• _Exercise_
Write each line out exactly, leaving none out.

• _Records provided_
::::

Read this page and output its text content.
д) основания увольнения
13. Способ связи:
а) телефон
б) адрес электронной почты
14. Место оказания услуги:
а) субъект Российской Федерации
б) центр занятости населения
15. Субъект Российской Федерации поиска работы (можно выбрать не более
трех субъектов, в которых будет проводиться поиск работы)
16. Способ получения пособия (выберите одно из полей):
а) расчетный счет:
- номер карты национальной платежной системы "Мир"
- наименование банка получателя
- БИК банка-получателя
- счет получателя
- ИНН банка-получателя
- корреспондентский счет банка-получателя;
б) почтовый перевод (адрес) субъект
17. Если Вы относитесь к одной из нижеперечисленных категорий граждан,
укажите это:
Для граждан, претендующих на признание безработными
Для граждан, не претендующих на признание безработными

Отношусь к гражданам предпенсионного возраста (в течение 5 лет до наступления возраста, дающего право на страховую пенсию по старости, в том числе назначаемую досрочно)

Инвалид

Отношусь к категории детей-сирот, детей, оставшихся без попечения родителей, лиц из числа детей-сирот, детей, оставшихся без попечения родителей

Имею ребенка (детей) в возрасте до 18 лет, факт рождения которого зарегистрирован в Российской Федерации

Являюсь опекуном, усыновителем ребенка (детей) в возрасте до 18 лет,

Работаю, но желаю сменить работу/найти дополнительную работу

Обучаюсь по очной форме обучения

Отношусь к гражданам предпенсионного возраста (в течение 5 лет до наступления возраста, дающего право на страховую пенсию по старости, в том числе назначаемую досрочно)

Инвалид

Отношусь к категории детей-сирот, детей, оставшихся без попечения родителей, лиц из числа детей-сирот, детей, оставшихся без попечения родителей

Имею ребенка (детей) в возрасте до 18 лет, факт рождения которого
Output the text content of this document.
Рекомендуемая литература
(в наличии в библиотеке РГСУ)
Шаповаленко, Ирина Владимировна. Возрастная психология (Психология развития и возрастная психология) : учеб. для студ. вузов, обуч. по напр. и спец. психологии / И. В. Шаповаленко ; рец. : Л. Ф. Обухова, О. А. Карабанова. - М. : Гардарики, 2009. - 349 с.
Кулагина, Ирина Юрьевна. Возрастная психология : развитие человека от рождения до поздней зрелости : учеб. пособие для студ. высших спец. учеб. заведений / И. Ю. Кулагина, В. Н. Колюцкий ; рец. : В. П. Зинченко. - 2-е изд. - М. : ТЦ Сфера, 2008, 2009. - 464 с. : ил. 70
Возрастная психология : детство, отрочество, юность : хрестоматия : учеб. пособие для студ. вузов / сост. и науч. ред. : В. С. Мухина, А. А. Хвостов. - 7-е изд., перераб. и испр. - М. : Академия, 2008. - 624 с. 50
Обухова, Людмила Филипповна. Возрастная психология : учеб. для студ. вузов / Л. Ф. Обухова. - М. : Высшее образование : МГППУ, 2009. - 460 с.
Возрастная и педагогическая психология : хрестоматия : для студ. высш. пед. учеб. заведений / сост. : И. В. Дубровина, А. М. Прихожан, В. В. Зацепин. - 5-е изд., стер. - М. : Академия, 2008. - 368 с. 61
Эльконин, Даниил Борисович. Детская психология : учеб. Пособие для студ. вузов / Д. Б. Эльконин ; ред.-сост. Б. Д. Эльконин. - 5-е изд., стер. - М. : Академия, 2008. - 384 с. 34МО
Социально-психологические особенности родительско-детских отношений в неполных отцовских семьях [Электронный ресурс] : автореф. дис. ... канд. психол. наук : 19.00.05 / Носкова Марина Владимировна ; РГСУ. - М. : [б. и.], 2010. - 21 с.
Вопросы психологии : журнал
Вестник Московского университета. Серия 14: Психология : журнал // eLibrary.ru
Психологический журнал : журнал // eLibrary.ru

::::

• _Answer to this problem_
Read this page and output its text content.
д) основания увольнения
13. Способ связи:
а) телефон
б) адрес электронной почты
14. Место оказания услуги:
а) субъект Российской Федерации
б) центр занятости населения
15. Субъект Российской Федерации поиска работы (можно выбрать не более
трех субъектов, в которых будет проводиться поиск работы)
16. Способ получения пособия (выберите одно из полей):
а) расчетный счет:
- номер карты национальной платежной системы "Мир"
- наименование банка получателя
- БИК банка-получателя
- счет получателя
- ИНН банка-получателя
- корреспондентский счет банка-получателя;
б) почтовый перевод (адрес) субъект
17. Если Вы относитесь к одной из нижеперечисленных категорий граждан,
укажите это:
Для граждан, претендующих на признание безработными
Для граждан, не претендующих на признание безработными

Отношусь к гражданам предпенсионного возраста (в течение 5 лет до наступления возраста, дающего право на страховую пенсию по старости, в том числе назначаемую досрочно)

Инвалид

Отношусь к категории детей-сирот, детей, оставшихся без попечения родителей, лиц из числа детей-сирот, детей, оставшихся без попечения родителей

Имею ребенка (детей) в возрасте до 18 лет, факт рождения которого зарегистрирован в Российской Федерации

Являюсь опекуном, усыновителем ребенка (детей) в возрасте до 18 лет,

Работаю, но желаю сменить работу/найти дополнительную работу

Обучаюсь по очной форме обучения

Отношусь к гражданам предпенсионного возраста (в течение 5 лет до наступления возраста, дающего право на страховую пенсию по старости, в том числе назначаемую досрочно)

Инвалид

Отношусь к категории детей-сирот, детей, оставшихся без попечения родителей, лиц из числа детей-сирот, детей, оставшихся без попечения родителей

Имею ребенка (детей) в возрасте до 18 лет, факт рождения которого
Output the text content of this document.
Рекомендуемая литература
(в наличии в библиотеке РГСУ)
Шаповаленко, Ирина Владимировна. Возрастная психология (Психология развития и возрастная психология) : учеб. для студ. вузов, обуч. по напр. и спец. психологии / И. В. Шаповаленко ; рец. : Л. Ф. Обухова, О. А. Карабанова. - М. : Гардарики, 2009. - 349 с.
Кулагина, Ирина Юрьевна. Возрастная психология : развитие человека от рождения до поздней зрелости : учеб. пособие для студ. высших спец. учеб. заведений / И. Ю. Кулагина, В. Н. Колюцкий ; рец. : В. П. Зинченко. - 2-е изд. - М. : ТЦ Сфера, 2008, 2009. - 464 с. : ил. 70
Возрастная психология : детство, отрочество, юность : хрестоматия : учеб. пособие для студ. вузов / сост. и науч. ред. : В. С. Мухина, А. А. Хвостов. - 7-е изд., перераб. и испр. - М. : Академия, 2008. - 624 с. 50
Обухова, Людмила Филипповна. Возрастная психология : учеб. для студ. вузов / Л. Ф. Обухова. - М. : Высшее образование : МГППУ, 2009. - 460 с.
Возрастная и педагогическая психология : хрестоматия : для студ. высш. пед. учеб. заведений / сост. : И. В. Дубровина, А. М. Прихожан, В. В. Зацепин. - 5-е изд., стер. - М. : Академия, 2008. - 368 с. 61
Эльконин, Даниил Борисович. Детская психология : учеб. Пособие для студ. вузов / Д. Б. Эльконин ; ред.-сост. Б. Д. Эльконин. - 5-е изд., стер. - М. : Академия, 2008. - 384 с. 34МО
Социально-психологические особенности родительско-детских отношений в неполных отцовских семьях [Электронный ресурс] : автореф. дис. ... канд. психол. наук : 19.00.05 / Носкова Марина Владимировна ; РГСУ. - М. : [б. и.], 2010. - 21 с.
Вопросы психологии : журнал
Вестник Московского университета. Серия 14: Психология : журнал // eLibrary.ru
Психологический журнал : журнал // eLibrary.ru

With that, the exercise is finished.